=== Materials provided ===
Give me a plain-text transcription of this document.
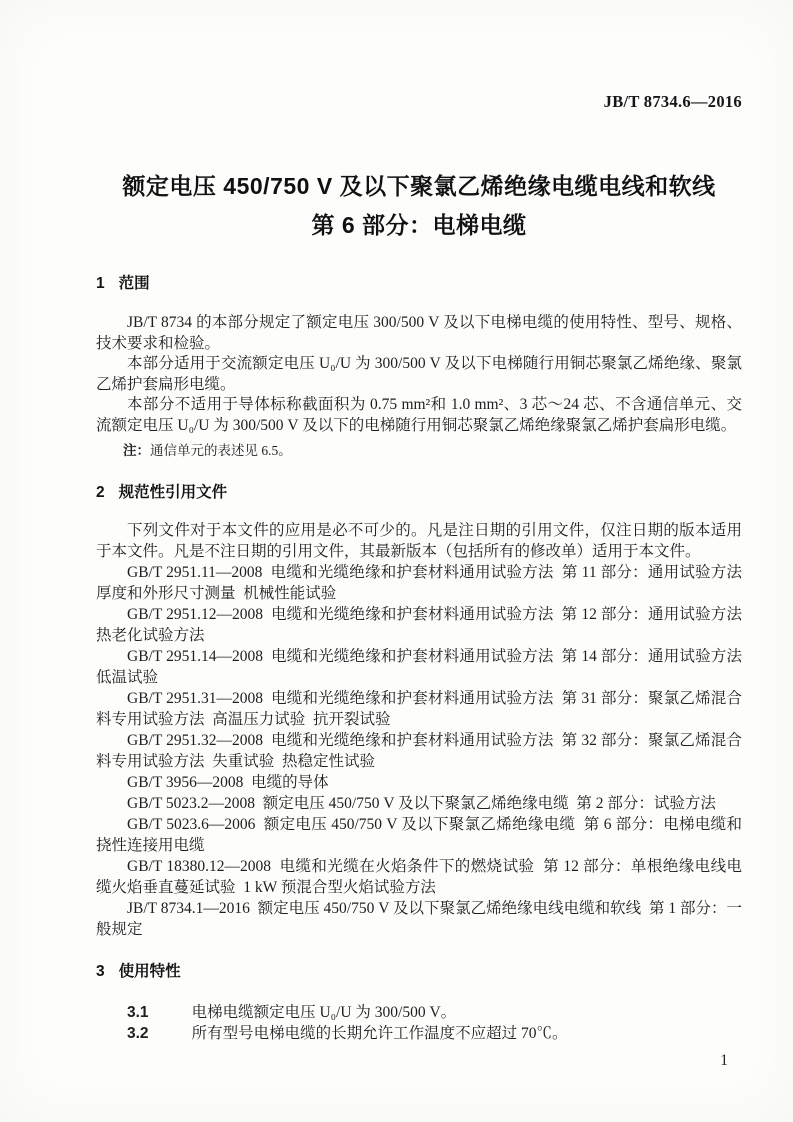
JB/T 8734.6—2016
额定电压 450/750 V 及以下聚氯乙烯绝缘电缆电线和软线
第 6 部分：电梯电缆
1 范围

JB/T 8734 的本部分规定了额定电压 300/500 V 及以下电梯电缆的使用特性、型号、规格、技术要求和检验。

本部分适用于交流额定电压 U₀/U 为 300/500 V 及以下电梯随行用铜芯聚氯乙烯绝缘、聚氯乙烯护套扁形电缆。

本部分不适用于导体标称截面积为 0.75 mm²和 1.0 mm²、3 芯～24 芯、不含通信单元、交流额定电压 U₀/U 为 300/500 V 及以下的电梯随行用铜芯聚氯乙烯绝缘聚氯乙烯护套扁形电缆。

注：通信单元的表述见 6.5。

2 规范性引用文件

下列文件对于本文件的应用是必不可少的。凡是注日期的引用文件，仅注日期的版本适用于本文件。凡是不注日期的引用文件，其最新版本（包括所有的修改单）适用于本文件。

GB/T 2951.11—2008  电缆和光缆绝缘和护套材料通用试验方法  第 11 部分：通用试验方法  厚度和外形尺寸测量  机械性能试验

GB/T 2951.12—2008  电缆和光缆绝缘和护套材料通用试验方法  第 12 部分：通用试验方法  热老化试验方法

GB/T 2951.14—2008  电缆和光缆绝缘和护套材料通用试验方法  第 14 部分：通用试验方法  低温试验

GB/T 2951.31—2008  电缆和光缆绝缘和护套材料通用试验方法  第 31 部分：聚氯乙烯混合料专用试验方法  高温压力试验  抗开裂试验

GB/T 2951.32—2008  电缆和光缆绝缘和护套材料通用试验方法  第 32 部分：聚氯乙烯混合料专用试验方法  失重试验  热稳定性试验

GB/T 3956—2008  电缆的导体

GB/T 5023.2—2008  额定电压 450/750 V 及以下聚氯乙烯绝缘电缆  第 2 部分：试验方法

GB/T 5023.6—2006  额定电压 450/750 V 及以下聚氯乙烯绝缘电缆  第 6 部分：电梯电缆和挠性连接用电缆

GB/T 18380.12—2008  电缆和光缆在火焰条件下的燃烧试验  第 12 部分：单根绝缘电线电缆火焰垂直蔓延试验  1 kW 预混合型火焰试验方法

JB/T 8734.1—2016  额定电压 450/750 V 及以下聚氯乙烯绝缘电线电缆和软线  第 1 部分：一般规定

3 使用特性

3.1	电梯电缆额定电压 U₀/U 为 300/500 V。

3.2	所有型号电梯电缆的长期允许工作温度不应超过 70℃。

1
===
_Task brief_.
Return every line above in which the string "电缆和光缆绝缘和护套材料通用试验方法" occurs.

_Response for this exercise_.
GB/T 2951.11—2008  电缆和光缆绝缘和护套材料通用试验方法  第 11 部分：通用试验方法  厚度和外形尺寸测量  机械性能试验
GB/T 2951.12—2008  电缆和光缆绝缘和护套材料通用试验方法  第 12 部分：通用试验方法  热老化试验方法
GB/T 2951.14—2008  电缆和光缆绝缘和护套材料通用试验方法  第 14 部分：通用试验方法  低温试验
GB/T 2951.31—2008  电缆和光缆绝缘和护套材料通用试验方法  第 31 部分：聚氯乙烯混合料专用试验方法  高温压力试验  抗开裂试验
GB/T 2951.32—2008  电缆和光缆绝缘和护套材料通用试验方法  第 32 部分：聚氯乙烯混合料专用试验方法  失重试验  热稳定性试验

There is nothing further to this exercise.